━━━ Available data ━━━

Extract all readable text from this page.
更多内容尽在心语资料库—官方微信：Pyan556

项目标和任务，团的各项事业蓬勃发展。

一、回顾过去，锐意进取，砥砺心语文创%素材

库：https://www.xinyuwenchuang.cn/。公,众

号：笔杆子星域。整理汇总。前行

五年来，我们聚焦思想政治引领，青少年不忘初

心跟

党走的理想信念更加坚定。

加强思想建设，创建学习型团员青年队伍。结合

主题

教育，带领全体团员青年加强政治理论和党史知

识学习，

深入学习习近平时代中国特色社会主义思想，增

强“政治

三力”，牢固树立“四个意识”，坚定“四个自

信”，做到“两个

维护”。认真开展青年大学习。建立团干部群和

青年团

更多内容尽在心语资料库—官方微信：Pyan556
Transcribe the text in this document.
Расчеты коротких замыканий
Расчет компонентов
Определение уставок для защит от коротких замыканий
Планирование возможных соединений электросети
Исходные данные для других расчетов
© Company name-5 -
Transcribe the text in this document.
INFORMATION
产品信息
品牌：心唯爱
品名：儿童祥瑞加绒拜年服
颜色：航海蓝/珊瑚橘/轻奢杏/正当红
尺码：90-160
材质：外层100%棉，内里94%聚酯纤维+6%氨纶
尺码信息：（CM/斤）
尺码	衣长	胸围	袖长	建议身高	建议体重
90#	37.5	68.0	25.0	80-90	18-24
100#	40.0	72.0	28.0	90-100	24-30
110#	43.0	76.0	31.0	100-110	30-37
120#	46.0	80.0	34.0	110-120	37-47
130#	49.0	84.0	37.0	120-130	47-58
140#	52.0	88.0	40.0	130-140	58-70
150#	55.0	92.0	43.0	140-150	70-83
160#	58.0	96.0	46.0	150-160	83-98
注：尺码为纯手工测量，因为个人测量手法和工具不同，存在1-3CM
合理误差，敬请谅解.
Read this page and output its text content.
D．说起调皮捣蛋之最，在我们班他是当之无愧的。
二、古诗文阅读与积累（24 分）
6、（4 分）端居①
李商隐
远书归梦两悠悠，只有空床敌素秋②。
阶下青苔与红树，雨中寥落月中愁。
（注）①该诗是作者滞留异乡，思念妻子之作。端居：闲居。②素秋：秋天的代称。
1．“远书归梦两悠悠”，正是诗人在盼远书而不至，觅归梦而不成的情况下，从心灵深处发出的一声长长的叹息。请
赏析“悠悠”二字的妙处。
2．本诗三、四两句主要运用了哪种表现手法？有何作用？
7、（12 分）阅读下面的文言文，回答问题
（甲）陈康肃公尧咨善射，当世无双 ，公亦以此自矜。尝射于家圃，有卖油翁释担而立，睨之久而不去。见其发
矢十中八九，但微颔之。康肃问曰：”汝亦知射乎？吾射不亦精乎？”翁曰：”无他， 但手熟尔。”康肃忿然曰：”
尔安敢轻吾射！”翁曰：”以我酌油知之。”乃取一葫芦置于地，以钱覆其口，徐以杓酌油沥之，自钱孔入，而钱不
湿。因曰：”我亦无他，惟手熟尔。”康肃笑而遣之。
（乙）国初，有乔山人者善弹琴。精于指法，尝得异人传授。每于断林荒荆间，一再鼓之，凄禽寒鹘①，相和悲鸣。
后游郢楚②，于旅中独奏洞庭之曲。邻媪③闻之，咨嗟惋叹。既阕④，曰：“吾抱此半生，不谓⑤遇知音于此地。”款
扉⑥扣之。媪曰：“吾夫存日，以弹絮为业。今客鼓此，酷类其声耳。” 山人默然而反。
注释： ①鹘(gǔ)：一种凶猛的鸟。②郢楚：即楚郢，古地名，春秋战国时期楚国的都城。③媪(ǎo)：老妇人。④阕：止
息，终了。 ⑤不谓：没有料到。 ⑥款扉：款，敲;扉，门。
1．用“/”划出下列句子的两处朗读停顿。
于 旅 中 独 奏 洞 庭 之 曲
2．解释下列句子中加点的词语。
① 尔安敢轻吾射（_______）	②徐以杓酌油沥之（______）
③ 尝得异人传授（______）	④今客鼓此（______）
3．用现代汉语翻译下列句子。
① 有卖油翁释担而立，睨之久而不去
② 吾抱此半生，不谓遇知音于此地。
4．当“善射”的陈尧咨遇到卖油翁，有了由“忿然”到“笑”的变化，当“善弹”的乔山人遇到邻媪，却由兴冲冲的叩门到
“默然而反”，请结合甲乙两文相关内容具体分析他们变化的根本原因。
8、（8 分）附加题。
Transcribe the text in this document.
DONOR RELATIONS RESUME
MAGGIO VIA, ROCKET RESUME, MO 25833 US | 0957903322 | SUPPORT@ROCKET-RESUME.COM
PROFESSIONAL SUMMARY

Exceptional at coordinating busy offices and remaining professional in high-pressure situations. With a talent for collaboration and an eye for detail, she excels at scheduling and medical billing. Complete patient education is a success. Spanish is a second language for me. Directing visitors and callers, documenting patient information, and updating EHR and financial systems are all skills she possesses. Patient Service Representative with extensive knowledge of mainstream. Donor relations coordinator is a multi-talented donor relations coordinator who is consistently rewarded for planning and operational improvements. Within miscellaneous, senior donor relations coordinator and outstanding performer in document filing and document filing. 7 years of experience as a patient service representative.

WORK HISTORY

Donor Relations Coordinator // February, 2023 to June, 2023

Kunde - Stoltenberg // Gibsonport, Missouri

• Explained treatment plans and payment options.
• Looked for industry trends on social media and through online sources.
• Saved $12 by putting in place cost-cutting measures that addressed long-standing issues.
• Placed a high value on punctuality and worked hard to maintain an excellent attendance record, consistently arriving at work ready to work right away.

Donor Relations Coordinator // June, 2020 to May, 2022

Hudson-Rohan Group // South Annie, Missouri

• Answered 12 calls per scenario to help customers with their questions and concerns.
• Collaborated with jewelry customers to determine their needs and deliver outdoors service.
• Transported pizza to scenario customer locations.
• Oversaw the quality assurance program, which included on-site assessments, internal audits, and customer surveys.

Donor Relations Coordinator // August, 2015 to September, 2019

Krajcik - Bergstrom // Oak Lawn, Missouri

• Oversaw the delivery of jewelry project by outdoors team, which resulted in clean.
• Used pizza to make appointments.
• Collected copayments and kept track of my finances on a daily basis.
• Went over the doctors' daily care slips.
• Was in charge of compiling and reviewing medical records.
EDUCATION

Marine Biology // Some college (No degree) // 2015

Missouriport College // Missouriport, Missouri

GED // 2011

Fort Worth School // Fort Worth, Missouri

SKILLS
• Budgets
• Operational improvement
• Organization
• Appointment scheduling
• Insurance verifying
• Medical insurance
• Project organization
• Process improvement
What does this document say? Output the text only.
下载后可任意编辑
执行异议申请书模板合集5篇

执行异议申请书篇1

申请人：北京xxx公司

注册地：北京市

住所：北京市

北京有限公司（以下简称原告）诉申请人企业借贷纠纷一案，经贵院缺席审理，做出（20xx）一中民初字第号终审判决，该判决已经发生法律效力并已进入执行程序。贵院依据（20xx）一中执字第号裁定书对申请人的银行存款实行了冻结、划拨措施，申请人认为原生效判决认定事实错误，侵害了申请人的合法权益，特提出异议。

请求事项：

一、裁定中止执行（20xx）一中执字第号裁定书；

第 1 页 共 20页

━━━

▶ _Challenge_
List the lines of the material in which the word "page" occurs.

▶ _Exercise response_
Extract all readable text from this page.
Read this page and output its text content.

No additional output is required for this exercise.